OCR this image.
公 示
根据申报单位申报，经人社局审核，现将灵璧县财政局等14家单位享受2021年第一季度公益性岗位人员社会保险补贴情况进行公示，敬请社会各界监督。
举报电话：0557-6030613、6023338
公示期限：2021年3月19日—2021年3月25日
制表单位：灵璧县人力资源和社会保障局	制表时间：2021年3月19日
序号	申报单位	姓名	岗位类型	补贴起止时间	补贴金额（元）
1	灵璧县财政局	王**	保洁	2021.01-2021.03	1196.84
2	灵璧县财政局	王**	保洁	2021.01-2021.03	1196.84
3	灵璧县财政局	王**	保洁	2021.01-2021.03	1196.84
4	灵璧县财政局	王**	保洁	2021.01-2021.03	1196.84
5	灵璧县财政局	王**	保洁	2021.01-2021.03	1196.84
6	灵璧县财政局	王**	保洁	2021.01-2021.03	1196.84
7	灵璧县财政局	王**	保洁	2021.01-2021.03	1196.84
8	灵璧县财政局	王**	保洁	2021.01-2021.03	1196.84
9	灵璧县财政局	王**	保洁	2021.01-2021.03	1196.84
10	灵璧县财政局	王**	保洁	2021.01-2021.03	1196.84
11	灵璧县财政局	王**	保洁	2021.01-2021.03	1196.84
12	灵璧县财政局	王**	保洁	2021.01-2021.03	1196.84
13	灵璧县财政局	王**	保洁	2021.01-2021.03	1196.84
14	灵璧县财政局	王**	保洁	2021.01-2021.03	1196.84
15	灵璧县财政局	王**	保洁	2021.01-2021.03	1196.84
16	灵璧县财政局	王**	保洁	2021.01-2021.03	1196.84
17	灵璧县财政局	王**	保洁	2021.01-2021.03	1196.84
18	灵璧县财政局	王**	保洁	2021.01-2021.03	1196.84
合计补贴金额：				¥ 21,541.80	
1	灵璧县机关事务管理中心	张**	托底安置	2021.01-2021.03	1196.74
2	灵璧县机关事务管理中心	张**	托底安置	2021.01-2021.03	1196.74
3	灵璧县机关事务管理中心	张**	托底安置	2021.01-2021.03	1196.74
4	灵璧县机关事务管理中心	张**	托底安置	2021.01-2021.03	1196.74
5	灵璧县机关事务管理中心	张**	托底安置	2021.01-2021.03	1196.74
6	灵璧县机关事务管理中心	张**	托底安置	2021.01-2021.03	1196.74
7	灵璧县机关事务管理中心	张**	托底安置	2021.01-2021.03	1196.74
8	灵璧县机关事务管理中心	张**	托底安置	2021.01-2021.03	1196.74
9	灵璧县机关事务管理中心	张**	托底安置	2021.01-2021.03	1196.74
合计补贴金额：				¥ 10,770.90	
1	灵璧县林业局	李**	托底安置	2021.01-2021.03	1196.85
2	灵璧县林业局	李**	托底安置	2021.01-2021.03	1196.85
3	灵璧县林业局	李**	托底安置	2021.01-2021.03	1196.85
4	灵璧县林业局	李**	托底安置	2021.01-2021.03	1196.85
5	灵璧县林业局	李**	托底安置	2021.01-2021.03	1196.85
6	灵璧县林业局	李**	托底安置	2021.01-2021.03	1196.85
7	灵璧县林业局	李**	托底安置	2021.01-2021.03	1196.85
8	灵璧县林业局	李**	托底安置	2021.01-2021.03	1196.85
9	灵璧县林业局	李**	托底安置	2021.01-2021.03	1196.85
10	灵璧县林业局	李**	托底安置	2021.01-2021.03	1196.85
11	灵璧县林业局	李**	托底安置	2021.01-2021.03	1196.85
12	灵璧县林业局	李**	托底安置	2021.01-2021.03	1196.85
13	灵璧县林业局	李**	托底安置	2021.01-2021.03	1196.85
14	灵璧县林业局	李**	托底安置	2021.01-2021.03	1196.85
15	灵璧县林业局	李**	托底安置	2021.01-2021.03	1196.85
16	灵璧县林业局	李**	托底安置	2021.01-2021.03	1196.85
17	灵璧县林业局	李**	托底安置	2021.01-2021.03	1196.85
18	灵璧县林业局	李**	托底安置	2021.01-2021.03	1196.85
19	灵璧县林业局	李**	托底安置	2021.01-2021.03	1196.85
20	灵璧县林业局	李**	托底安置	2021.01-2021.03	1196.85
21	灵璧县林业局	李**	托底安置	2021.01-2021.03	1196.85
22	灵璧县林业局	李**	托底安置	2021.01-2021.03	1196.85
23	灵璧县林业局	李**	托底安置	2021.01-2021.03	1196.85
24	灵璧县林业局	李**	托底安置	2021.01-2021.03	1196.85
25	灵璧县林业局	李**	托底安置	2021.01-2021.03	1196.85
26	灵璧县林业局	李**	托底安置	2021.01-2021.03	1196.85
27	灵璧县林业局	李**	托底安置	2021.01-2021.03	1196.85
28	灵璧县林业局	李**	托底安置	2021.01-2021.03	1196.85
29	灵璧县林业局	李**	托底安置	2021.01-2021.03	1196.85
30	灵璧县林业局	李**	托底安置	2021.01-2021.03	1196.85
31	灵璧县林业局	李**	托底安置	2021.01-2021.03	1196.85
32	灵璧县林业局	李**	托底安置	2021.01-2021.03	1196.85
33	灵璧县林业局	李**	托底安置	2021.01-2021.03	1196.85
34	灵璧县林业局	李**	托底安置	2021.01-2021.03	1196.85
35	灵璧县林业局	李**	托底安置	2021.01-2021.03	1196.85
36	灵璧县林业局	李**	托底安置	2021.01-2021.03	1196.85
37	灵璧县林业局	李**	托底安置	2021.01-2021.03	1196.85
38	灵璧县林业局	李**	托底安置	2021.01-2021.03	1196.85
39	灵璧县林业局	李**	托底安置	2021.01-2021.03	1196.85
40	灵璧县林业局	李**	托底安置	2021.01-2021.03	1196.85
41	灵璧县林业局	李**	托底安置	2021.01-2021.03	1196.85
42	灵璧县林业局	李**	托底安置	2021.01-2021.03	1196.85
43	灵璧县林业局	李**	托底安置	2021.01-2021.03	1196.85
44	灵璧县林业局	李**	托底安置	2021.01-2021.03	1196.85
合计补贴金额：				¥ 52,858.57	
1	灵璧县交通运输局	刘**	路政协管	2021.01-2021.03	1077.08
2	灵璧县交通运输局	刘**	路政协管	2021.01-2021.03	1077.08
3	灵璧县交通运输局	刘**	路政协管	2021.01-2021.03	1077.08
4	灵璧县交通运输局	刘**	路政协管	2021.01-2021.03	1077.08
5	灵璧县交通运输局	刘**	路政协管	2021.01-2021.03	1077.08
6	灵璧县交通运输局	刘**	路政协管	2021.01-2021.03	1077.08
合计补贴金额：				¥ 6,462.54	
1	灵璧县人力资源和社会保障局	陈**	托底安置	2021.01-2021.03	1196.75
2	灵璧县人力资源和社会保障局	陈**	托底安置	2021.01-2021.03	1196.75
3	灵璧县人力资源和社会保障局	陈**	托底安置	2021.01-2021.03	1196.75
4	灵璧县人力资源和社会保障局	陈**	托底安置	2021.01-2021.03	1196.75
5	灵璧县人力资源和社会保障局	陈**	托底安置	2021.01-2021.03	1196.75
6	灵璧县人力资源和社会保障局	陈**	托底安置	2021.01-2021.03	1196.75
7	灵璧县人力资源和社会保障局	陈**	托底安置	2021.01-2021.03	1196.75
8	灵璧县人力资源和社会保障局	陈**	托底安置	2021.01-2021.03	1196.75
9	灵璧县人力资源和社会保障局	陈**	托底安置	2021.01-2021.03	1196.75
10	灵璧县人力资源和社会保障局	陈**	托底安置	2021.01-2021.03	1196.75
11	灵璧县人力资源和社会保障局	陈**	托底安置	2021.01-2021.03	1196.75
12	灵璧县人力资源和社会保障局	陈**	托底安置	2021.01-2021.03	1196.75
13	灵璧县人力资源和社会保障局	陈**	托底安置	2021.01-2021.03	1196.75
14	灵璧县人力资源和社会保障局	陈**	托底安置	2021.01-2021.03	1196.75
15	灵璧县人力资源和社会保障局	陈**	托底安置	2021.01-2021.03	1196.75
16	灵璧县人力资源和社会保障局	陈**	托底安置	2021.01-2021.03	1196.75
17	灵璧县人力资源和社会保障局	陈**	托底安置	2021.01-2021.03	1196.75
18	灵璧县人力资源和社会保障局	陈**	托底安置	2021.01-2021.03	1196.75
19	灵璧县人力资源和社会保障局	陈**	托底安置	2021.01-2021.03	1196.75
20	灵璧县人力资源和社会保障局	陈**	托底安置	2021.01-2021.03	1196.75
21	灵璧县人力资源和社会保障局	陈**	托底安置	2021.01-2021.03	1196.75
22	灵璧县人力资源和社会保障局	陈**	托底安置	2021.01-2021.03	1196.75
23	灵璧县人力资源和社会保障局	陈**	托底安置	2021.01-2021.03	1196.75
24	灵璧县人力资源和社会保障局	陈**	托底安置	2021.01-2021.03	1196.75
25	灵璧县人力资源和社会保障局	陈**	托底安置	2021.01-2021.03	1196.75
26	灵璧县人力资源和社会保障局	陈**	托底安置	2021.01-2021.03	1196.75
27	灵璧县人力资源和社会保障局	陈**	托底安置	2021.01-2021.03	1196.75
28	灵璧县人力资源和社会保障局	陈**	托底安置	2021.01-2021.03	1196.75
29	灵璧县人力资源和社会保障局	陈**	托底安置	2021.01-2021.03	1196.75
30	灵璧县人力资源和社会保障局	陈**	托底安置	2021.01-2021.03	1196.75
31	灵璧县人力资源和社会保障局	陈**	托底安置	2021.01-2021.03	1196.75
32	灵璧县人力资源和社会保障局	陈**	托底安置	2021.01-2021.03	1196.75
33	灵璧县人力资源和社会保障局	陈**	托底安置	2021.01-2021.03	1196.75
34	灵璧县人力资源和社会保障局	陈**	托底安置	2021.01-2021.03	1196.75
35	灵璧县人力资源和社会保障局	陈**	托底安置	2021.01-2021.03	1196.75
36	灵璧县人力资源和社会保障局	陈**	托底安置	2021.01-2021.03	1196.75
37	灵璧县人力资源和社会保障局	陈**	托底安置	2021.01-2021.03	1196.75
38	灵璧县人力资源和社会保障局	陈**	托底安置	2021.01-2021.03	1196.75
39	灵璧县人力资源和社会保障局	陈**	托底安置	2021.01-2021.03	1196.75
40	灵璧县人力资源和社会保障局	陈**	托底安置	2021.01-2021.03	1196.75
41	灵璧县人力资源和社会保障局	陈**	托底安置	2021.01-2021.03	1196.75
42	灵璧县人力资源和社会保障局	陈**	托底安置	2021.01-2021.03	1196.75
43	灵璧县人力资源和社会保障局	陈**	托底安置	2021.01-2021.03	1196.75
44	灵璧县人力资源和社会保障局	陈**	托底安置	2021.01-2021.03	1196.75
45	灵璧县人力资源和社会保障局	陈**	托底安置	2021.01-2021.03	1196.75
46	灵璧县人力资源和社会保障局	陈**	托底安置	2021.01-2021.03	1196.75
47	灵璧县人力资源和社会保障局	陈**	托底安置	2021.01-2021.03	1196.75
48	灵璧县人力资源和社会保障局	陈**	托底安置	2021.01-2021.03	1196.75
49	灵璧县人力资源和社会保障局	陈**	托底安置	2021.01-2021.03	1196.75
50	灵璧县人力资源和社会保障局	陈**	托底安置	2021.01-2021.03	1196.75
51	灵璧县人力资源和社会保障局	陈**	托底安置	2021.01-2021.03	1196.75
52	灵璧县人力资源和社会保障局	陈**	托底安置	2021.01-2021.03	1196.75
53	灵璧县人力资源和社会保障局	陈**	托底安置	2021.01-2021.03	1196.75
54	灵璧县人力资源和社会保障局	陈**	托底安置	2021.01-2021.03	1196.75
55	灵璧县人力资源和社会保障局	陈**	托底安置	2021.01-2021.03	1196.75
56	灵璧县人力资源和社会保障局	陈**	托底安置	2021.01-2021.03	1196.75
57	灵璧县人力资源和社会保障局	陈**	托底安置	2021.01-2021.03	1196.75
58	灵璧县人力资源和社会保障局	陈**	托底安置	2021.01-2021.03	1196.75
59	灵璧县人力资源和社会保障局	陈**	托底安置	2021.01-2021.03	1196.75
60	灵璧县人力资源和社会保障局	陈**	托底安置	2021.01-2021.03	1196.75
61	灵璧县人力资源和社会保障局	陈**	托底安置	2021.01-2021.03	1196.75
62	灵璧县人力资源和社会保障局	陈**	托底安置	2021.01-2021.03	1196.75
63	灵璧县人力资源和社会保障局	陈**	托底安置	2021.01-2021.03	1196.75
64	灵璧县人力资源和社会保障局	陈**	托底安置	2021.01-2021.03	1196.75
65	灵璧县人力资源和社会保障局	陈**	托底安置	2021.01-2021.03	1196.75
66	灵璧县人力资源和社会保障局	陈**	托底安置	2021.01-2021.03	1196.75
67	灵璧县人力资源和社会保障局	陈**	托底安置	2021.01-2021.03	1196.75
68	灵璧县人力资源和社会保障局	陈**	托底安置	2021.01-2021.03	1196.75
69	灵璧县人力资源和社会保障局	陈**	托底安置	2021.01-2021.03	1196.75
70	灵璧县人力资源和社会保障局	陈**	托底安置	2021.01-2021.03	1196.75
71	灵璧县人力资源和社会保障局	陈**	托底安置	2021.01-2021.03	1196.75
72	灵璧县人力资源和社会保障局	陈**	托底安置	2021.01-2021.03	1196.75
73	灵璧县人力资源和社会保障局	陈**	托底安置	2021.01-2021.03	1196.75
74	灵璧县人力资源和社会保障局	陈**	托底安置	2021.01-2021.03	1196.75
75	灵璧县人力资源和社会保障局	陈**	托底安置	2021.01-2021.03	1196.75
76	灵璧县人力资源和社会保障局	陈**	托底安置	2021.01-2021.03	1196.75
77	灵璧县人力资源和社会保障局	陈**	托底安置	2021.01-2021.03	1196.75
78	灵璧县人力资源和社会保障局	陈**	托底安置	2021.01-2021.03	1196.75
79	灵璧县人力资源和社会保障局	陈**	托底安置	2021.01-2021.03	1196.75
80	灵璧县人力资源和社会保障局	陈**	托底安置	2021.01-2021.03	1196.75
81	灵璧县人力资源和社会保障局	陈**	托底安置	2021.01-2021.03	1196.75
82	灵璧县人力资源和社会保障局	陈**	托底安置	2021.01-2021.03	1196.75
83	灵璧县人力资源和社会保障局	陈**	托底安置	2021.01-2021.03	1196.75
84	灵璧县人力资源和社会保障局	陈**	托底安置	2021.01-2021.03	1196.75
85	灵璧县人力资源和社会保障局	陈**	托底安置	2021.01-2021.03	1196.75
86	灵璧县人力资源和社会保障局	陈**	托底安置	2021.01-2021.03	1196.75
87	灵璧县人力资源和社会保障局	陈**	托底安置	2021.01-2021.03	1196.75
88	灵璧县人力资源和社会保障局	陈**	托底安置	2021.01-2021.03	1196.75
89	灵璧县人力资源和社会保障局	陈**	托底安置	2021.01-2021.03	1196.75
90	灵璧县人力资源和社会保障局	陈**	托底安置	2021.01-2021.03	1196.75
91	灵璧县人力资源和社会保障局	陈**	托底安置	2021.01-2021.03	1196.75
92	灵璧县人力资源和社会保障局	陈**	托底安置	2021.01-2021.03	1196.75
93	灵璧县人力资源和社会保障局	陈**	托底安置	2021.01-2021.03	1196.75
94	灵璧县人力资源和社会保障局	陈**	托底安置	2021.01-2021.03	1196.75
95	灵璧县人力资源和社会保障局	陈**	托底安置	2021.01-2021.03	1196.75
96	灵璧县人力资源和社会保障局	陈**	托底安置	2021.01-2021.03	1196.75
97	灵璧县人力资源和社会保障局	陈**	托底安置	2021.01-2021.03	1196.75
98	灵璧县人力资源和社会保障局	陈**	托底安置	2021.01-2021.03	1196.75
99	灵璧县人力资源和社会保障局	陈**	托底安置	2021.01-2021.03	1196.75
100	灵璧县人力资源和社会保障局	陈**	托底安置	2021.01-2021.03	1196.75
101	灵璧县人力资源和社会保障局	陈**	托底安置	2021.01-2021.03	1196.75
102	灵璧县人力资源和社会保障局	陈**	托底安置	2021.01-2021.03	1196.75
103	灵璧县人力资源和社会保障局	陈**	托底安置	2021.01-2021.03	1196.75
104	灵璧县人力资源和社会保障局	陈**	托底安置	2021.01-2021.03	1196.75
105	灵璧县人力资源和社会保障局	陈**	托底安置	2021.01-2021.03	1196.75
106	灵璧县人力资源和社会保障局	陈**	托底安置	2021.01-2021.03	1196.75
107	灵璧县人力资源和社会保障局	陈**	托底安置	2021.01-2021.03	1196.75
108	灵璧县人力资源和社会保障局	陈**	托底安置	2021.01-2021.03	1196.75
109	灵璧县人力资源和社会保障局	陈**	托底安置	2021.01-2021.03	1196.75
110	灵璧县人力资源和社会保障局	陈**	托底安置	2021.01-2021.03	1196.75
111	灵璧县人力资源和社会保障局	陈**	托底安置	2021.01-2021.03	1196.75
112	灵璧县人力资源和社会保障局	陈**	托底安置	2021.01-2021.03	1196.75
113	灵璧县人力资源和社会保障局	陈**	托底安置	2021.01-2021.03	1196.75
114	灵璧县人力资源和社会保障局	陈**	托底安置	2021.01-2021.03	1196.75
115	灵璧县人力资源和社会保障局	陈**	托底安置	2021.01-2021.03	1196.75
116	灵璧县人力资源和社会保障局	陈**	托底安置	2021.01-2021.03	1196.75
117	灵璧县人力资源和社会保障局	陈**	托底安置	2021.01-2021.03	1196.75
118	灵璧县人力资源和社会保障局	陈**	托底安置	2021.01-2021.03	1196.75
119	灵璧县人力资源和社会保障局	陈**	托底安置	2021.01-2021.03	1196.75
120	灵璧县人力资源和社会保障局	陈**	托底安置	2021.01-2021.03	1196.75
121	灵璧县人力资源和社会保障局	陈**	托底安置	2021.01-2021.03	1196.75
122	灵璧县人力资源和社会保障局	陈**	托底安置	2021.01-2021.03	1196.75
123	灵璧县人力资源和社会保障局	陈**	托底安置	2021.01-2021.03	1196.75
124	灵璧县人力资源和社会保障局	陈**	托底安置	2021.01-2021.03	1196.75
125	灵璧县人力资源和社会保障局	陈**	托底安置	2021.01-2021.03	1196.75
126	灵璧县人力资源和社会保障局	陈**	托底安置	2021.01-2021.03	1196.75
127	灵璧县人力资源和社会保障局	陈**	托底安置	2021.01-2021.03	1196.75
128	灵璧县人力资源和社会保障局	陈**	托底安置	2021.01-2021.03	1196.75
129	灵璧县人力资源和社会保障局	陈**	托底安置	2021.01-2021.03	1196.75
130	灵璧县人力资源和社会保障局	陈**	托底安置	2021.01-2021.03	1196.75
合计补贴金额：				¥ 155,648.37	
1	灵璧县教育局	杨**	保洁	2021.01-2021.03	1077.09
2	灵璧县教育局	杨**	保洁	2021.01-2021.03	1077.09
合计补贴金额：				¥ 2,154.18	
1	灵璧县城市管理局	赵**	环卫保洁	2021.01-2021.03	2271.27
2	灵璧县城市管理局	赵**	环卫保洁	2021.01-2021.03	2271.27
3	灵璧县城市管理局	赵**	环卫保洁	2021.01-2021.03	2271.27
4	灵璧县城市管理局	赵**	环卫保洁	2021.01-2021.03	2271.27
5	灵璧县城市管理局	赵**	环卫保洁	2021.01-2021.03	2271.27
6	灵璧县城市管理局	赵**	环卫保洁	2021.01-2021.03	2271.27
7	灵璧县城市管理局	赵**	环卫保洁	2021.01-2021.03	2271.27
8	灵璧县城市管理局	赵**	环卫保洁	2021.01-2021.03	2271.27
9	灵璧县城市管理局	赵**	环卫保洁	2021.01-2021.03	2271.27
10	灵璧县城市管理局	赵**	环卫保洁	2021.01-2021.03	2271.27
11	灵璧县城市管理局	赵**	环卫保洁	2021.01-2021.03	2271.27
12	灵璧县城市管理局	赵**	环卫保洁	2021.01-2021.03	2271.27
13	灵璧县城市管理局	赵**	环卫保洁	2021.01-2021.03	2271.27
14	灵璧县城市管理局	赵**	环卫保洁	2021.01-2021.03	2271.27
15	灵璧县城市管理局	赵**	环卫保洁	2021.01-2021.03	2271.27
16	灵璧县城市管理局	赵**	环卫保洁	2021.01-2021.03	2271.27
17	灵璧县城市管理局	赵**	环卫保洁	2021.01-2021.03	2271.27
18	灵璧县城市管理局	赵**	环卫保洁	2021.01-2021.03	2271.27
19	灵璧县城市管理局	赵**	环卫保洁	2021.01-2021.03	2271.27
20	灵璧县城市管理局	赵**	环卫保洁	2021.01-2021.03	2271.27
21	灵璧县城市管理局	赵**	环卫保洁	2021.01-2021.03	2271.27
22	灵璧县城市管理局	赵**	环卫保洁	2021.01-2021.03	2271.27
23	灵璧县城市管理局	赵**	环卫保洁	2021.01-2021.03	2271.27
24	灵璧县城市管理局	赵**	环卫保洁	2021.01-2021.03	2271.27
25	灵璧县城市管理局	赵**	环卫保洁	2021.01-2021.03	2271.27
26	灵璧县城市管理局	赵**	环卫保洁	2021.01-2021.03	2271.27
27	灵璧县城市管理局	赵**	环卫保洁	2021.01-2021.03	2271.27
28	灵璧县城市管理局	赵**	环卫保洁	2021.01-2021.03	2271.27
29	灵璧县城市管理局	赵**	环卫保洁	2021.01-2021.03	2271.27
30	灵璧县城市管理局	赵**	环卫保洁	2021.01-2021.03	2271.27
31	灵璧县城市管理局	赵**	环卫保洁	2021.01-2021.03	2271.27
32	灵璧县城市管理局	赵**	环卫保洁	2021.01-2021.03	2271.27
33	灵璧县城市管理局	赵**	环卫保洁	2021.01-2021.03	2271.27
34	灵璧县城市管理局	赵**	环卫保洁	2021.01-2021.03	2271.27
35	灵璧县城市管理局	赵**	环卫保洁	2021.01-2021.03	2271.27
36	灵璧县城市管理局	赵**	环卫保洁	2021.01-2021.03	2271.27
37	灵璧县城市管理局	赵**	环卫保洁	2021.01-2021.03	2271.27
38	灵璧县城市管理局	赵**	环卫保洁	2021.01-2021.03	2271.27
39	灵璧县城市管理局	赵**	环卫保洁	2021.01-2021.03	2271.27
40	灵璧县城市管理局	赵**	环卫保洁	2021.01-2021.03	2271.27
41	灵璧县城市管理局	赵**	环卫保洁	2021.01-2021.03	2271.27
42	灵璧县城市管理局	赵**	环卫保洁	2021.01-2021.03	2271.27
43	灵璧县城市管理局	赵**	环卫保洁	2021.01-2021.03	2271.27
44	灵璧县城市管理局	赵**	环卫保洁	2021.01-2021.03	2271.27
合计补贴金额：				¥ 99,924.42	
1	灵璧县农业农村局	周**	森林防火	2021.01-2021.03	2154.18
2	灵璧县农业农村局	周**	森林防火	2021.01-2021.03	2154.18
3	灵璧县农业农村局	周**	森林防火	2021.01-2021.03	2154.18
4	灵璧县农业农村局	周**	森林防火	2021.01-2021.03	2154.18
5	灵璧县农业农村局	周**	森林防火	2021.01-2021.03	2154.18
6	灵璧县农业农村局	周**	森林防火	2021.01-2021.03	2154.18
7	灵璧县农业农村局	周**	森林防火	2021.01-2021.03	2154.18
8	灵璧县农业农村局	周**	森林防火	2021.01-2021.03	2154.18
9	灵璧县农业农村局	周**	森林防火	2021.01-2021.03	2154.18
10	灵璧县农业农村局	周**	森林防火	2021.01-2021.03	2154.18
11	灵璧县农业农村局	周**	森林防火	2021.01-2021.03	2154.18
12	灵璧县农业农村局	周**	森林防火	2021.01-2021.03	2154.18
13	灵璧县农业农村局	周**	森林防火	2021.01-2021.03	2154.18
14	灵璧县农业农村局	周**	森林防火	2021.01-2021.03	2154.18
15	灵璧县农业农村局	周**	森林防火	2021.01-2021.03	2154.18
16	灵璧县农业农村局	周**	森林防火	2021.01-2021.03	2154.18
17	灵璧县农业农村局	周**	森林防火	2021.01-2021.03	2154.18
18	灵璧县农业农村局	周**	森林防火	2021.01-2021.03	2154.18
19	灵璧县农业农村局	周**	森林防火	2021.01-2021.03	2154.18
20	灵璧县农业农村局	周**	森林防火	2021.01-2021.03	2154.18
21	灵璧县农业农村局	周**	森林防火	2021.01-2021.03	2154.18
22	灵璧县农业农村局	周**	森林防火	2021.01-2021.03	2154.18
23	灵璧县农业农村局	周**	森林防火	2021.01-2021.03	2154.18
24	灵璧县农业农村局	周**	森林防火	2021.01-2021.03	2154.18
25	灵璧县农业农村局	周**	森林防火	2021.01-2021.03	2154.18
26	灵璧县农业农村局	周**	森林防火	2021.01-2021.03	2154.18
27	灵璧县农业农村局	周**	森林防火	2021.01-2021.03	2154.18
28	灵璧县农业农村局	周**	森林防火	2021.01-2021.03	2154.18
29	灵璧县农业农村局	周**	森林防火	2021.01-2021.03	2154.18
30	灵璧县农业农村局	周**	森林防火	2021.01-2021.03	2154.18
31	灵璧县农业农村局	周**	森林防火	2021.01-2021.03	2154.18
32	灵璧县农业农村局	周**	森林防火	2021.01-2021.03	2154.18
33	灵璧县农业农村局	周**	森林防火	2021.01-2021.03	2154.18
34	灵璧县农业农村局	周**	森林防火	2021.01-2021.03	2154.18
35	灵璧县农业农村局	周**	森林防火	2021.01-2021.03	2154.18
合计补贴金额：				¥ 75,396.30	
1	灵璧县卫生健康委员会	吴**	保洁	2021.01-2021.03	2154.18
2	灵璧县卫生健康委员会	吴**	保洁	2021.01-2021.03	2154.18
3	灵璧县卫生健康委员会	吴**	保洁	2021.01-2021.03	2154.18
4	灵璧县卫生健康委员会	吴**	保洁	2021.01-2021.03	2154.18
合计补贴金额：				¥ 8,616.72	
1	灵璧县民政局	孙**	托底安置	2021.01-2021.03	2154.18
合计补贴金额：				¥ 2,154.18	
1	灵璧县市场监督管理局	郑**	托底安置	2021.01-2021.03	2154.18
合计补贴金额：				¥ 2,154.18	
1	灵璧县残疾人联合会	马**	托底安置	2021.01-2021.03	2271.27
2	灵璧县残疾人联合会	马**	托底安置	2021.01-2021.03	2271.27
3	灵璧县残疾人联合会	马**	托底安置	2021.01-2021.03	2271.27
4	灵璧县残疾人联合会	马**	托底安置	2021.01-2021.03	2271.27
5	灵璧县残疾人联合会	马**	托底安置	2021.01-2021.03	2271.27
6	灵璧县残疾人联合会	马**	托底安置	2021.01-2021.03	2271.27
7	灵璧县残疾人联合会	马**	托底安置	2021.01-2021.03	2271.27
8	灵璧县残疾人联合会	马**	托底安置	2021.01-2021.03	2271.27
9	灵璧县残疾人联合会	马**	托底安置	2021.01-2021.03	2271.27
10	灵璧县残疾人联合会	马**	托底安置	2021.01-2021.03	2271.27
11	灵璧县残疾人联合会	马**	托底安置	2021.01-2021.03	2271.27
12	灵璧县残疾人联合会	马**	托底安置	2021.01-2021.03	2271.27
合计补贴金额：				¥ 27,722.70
☆ ☆ ☆ ☆ ☆
» **TASK TO CARRY OUT**: Pull out all lines from the listing that contain the string "路政协管".

» **SOLUTION**:
1	灵璧县交通运输局	刘**	路政协管	2021.01-2021.03	1077.08
2	灵璧县交通运输局	刘**	路政协管	2021.01-2021.03	1077.08
3	灵璧县交通运输局	刘**	路政协管	2021.01-2021.03	1077.08
4	灵璧县交通运输局	刘**	路政协管	2021.01-2021.03	1077.08
5	灵璧县交通运输局	刘**	路政协管	2021.01-2021.03	1077.08
6	灵璧县交通运输局	刘**	路政协管	2021.01-2021.03	1077.08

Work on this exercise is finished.